Of the lines in the records that follow, how many include the word "代数连通性"? Answer with a bare number.

>> START

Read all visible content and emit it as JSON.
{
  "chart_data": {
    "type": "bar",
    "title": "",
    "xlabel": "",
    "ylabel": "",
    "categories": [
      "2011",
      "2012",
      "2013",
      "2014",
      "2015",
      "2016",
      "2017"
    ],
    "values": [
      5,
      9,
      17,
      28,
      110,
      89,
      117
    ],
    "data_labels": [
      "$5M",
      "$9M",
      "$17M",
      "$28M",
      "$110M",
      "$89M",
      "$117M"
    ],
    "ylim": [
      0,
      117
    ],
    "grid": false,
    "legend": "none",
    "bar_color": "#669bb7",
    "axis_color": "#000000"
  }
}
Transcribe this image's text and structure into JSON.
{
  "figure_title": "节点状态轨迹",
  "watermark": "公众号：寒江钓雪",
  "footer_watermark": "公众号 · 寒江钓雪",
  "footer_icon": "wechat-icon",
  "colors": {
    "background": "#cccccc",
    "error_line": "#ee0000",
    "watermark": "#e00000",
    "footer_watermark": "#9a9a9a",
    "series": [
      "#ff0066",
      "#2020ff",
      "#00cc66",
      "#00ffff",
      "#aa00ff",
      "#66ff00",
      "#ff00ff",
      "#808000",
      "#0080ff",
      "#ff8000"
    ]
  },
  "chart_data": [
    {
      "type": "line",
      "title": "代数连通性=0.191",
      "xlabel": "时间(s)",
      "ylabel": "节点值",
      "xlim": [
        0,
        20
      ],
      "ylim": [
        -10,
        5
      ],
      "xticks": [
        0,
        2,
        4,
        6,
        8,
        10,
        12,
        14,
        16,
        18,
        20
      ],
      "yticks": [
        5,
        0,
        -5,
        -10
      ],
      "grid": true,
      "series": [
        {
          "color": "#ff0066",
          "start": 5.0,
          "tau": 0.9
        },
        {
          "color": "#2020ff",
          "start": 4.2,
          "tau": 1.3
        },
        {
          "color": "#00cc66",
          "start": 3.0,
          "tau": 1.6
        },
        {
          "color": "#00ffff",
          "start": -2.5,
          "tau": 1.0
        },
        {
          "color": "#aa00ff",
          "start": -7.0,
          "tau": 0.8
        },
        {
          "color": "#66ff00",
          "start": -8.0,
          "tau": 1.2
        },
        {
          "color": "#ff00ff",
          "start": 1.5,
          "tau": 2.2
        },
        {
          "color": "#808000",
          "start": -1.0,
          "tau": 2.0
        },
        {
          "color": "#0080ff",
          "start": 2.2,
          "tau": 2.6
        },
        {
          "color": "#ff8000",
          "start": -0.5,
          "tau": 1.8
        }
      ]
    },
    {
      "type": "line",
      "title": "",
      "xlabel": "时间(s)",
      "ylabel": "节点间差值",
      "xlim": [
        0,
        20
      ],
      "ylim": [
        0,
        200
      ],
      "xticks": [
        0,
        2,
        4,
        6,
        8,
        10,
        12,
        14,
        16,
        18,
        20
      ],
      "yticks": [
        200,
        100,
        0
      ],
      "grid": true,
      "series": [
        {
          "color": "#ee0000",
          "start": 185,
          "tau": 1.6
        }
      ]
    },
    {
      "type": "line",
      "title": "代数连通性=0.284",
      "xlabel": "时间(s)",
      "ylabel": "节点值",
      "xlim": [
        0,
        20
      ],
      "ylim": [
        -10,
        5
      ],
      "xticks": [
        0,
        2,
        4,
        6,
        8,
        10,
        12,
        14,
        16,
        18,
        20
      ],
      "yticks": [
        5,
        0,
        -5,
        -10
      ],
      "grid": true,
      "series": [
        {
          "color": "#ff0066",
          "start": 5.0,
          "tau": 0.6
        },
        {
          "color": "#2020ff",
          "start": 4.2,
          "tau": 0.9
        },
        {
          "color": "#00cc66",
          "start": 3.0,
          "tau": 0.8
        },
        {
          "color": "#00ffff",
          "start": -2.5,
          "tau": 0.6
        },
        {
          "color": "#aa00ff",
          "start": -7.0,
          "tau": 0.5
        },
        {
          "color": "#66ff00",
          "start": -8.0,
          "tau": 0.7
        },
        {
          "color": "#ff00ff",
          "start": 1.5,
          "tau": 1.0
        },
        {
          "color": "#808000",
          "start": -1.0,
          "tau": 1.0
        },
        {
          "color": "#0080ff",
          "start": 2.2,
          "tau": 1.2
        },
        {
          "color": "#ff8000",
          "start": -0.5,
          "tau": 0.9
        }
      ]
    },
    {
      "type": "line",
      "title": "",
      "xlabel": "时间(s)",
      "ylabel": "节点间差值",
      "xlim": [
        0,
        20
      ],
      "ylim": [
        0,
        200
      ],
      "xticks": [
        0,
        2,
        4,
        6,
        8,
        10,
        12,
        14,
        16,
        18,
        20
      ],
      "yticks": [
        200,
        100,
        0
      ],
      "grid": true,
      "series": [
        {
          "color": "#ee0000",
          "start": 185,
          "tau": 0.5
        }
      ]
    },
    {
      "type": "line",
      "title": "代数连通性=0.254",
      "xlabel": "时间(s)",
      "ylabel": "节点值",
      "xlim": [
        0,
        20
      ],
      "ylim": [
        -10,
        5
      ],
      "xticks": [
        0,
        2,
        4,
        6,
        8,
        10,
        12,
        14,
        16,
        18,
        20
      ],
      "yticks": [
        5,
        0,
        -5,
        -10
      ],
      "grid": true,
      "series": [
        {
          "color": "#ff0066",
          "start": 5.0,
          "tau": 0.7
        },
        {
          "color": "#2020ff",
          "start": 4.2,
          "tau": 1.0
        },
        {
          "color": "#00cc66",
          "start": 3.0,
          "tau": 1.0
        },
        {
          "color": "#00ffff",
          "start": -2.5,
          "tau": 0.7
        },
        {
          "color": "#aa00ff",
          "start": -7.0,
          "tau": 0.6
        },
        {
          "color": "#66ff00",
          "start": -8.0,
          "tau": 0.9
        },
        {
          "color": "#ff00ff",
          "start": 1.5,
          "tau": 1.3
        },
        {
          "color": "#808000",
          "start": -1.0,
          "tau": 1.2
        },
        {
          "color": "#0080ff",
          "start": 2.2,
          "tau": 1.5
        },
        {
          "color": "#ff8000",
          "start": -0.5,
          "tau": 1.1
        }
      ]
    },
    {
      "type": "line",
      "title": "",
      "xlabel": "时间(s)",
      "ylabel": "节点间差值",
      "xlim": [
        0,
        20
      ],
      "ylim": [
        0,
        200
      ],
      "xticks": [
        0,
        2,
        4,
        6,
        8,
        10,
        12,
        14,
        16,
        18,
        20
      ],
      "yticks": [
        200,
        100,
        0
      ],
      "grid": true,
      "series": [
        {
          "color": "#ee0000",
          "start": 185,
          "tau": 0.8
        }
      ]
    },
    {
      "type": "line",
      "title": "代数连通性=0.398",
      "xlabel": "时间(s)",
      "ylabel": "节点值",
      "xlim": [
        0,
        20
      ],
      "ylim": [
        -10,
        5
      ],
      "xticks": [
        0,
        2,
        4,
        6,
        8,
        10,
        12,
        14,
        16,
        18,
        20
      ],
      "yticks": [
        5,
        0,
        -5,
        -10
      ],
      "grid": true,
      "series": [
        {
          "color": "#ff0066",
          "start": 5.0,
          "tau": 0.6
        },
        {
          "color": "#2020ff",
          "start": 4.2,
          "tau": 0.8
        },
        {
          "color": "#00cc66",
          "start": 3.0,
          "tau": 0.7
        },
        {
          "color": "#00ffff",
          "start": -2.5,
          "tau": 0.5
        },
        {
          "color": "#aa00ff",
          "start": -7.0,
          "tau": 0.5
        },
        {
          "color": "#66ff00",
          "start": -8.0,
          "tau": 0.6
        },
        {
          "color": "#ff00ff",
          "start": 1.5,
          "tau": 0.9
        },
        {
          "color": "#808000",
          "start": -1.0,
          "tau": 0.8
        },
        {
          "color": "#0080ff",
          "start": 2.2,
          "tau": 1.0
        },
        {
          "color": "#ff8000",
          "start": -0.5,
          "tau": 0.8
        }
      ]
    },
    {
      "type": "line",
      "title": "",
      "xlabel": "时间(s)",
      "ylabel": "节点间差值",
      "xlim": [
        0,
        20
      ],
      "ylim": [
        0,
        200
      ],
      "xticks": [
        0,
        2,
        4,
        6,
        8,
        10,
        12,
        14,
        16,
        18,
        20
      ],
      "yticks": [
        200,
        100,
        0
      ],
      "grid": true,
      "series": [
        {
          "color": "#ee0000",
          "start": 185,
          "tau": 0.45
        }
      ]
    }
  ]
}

>> END

▸ ANSWER FOR THE TASK
4